### Prompt
Report all lines from the entries below in which "image" appears.

### Given information
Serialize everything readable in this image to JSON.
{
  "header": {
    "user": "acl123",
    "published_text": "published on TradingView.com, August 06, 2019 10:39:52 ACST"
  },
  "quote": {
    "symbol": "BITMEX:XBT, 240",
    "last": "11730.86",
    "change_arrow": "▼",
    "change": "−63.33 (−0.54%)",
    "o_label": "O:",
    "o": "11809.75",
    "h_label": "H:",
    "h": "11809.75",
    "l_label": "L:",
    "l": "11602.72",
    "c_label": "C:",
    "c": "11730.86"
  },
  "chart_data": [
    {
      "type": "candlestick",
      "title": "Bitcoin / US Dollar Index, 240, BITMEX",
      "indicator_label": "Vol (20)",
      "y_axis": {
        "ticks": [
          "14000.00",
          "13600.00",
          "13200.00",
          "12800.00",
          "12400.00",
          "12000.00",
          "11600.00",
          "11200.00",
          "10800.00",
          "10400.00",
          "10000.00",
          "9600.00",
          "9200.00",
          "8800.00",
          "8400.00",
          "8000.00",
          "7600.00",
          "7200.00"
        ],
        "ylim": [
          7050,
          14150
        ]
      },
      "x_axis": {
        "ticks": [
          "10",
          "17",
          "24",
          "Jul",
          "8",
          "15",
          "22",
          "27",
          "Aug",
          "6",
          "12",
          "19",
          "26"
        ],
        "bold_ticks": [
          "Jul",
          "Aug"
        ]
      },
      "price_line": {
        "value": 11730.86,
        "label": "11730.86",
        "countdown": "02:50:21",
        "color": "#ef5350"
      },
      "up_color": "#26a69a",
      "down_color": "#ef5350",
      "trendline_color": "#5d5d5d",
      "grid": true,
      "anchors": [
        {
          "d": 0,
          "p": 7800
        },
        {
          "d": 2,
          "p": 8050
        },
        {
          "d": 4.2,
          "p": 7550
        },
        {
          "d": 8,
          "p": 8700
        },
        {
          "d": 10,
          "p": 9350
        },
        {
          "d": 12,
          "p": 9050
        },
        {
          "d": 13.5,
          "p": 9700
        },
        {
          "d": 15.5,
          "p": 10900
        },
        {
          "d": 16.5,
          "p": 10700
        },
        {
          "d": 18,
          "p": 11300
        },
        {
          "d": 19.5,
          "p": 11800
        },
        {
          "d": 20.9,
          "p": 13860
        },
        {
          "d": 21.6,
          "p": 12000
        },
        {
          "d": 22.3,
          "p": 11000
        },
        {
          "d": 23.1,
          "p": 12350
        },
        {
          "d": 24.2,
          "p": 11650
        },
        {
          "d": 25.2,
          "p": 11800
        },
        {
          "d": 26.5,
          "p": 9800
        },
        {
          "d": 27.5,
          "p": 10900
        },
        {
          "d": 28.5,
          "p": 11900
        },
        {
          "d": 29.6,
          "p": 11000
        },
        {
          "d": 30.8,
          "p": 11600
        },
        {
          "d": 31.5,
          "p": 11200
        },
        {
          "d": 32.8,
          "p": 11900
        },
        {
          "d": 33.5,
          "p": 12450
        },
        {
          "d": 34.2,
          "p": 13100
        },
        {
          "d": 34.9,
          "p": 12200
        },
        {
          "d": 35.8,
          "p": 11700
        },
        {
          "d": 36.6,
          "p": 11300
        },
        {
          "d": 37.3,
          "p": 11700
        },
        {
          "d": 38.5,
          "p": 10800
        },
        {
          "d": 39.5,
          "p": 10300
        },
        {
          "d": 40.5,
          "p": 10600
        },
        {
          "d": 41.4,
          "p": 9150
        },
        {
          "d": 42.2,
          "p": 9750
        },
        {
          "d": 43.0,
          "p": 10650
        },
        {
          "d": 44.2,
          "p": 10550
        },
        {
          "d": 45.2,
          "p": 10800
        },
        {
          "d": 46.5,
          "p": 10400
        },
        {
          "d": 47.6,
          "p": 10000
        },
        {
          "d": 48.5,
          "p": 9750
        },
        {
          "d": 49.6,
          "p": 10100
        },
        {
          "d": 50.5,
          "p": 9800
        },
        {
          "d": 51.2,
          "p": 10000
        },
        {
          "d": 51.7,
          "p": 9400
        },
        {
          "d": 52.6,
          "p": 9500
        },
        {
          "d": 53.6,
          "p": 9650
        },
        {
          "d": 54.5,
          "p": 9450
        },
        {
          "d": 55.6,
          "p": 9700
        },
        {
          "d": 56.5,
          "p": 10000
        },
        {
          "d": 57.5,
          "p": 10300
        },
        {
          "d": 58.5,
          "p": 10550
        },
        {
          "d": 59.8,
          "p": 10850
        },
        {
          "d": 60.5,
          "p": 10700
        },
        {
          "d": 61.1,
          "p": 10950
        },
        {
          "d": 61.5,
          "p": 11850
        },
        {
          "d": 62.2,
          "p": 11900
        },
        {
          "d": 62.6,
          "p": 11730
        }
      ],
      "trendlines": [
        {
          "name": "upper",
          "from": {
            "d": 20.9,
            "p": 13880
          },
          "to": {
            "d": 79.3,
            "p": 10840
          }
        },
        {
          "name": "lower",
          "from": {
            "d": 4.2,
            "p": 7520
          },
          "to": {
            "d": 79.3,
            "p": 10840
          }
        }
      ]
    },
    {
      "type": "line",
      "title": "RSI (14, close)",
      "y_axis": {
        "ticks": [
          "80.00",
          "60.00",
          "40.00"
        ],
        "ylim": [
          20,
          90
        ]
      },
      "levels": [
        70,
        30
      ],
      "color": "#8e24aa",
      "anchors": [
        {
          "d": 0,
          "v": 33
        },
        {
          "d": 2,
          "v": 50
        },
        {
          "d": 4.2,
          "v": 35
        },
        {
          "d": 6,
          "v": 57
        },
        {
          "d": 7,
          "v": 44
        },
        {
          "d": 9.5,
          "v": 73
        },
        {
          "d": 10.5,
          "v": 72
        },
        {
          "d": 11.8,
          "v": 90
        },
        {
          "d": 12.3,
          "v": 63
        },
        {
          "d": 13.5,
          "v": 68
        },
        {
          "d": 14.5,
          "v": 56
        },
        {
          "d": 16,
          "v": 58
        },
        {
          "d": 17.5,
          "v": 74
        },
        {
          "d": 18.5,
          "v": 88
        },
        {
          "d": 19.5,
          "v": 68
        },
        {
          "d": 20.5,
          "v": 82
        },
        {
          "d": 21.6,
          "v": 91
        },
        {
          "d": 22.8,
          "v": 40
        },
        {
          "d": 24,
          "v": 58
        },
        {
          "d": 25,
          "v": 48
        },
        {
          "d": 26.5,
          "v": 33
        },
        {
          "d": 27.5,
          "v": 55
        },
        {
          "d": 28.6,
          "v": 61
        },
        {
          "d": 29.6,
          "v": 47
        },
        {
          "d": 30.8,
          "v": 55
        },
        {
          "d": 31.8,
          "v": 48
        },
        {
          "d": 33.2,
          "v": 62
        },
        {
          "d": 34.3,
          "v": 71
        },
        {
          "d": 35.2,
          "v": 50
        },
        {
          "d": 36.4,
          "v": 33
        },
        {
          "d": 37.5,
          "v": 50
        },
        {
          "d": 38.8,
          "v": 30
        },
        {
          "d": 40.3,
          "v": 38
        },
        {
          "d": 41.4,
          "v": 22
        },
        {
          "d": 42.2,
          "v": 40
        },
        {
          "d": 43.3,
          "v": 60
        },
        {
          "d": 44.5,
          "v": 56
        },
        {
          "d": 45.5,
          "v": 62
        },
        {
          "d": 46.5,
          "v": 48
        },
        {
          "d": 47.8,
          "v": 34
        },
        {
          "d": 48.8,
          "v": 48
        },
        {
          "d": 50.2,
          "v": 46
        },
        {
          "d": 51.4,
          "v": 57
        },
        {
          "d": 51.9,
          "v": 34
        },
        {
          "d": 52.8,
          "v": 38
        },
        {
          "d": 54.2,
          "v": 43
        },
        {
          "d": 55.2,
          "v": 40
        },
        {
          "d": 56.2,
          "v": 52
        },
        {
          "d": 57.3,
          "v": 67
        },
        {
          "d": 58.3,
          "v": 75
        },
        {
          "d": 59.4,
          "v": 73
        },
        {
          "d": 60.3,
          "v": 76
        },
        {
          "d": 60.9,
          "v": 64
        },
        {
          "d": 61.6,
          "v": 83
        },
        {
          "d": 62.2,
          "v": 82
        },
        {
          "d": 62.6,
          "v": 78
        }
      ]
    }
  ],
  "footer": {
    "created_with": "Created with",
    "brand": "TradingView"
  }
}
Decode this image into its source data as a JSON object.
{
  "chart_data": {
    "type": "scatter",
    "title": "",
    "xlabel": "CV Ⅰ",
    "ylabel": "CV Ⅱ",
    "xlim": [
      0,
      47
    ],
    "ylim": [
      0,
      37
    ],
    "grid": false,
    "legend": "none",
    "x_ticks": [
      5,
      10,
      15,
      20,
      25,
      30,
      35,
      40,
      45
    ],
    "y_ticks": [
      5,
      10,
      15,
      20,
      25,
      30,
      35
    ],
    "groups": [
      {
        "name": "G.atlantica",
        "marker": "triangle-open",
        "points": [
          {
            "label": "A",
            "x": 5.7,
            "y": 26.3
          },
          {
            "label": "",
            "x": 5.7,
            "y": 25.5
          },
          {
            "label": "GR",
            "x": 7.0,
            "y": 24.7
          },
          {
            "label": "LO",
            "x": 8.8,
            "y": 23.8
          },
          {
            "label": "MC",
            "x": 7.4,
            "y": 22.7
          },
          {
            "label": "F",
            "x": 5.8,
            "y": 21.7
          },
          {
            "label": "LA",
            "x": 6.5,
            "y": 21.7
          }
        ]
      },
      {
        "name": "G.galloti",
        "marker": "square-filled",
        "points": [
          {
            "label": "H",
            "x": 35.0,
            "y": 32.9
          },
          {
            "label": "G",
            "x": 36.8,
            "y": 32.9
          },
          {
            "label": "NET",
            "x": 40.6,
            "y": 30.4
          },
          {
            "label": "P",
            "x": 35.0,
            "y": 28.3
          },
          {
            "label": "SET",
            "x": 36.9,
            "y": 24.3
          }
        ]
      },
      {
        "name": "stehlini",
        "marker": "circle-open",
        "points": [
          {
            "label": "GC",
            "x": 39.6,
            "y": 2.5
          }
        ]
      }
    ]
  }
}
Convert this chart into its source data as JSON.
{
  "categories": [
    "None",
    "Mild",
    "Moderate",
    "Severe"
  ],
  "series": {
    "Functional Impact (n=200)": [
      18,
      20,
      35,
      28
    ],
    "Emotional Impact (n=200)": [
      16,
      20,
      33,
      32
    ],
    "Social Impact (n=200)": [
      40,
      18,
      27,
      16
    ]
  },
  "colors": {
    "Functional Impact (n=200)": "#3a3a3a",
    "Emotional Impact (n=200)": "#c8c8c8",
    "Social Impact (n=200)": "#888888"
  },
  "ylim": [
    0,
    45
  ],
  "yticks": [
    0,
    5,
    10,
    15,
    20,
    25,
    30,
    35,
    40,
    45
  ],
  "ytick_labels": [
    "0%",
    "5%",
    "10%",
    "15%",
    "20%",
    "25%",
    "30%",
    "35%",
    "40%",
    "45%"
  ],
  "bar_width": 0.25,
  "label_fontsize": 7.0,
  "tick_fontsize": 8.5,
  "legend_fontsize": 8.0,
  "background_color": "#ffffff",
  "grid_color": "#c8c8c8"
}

### Output of the task
Serialize everything readable in this image to JSON.
Decode this image into its source data as a JSON object.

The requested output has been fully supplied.